**WORK INSTRUCTIONS:** Lines that include the word "name" are the ones to copy.

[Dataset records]
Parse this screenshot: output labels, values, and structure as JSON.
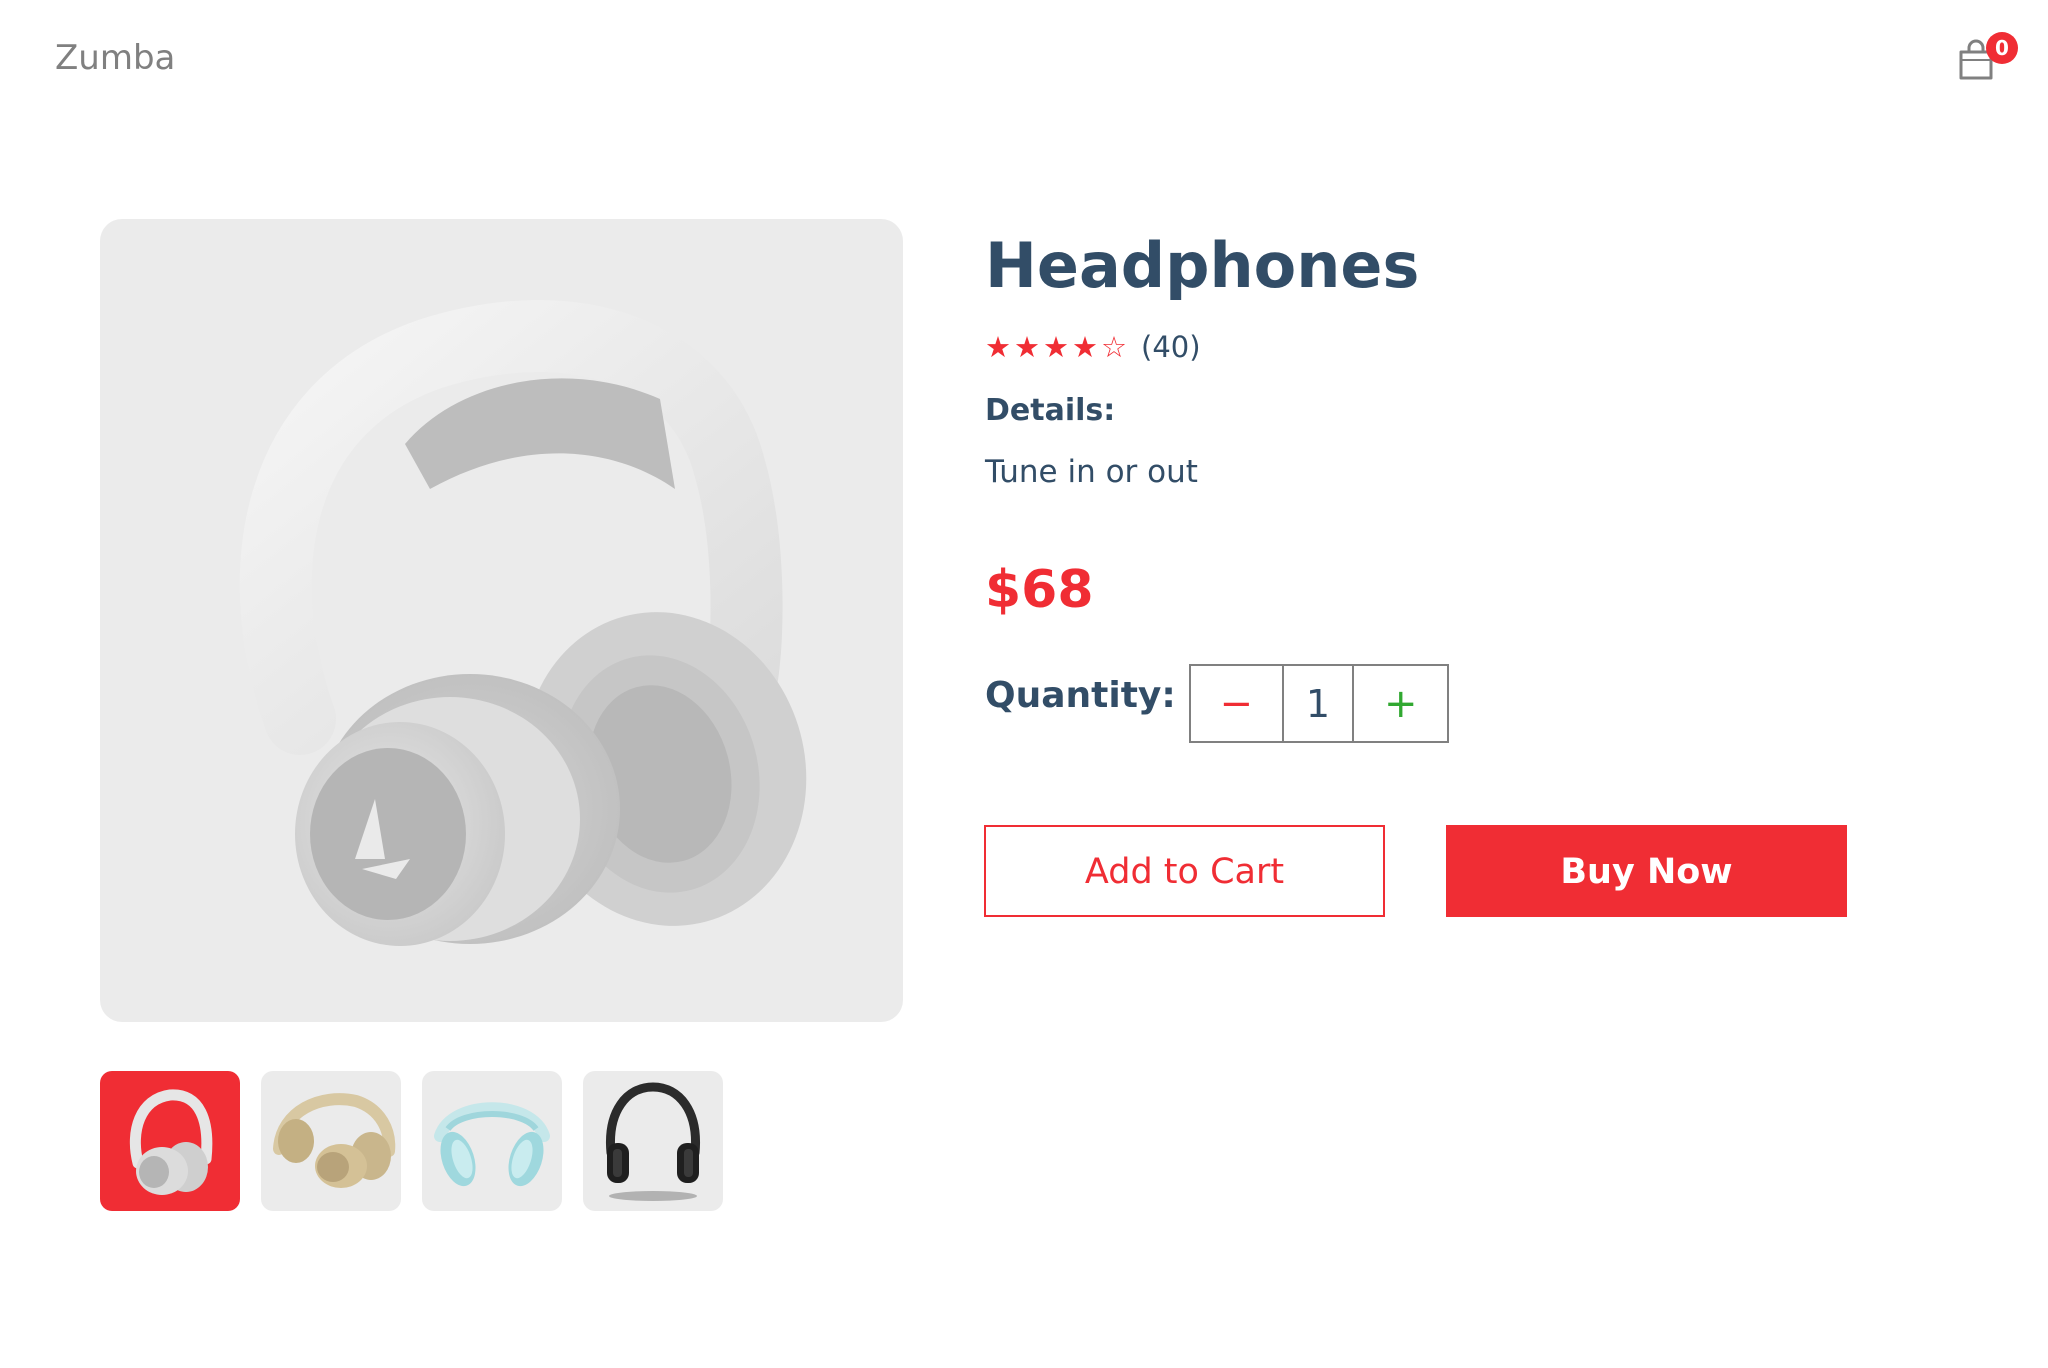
{
  "header": {
    "brand": "Zumba",
    "cart_count": "0",
    "cart_icon": "shopping-bag-icon"
  },
  "gallery": {
    "main_image": "white-headphones",
    "thumbnails": [
      {
        "name": "white-headphones",
        "selected": true
      },
      {
        "name": "beige-headphones",
        "selected": false
      },
      {
        "name": "mint-headphones",
        "selected": false
      },
      {
        "name": "black-headphones",
        "selected": false
      }
    ]
  },
  "product": {
    "title": "Headphones",
    "rating": 4,
    "rating_max": 5,
    "stars": [
      "★",
      "★",
      "★",
      "★",
      "☆"
    ],
    "review_count": "(40)",
    "details_label": "Details:",
    "details_text": "Tune in or out",
    "price": "$68"
  },
  "quantity": {
    "label": "Quantity:",
    "minus": "−",
    "value": "1",
    "plus": "+"
  },
  "actions": {
    "add_to_cart": "Add to Cart",
    "buy_now": "Buy Now"
  },
  "colors": {
    "accent": "#f02d34",
    "heading": "#324d67",
    "muted": "#808080",
    "panel": "#ebebeb",
    "plus": "#31a831"
  }
}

**ANSWER TO THE EXERCISE:**
        "name": "white-headphones",
        "name": "beige-headphones",
        "name": "mint-headphones",
        "name": "black-headphones",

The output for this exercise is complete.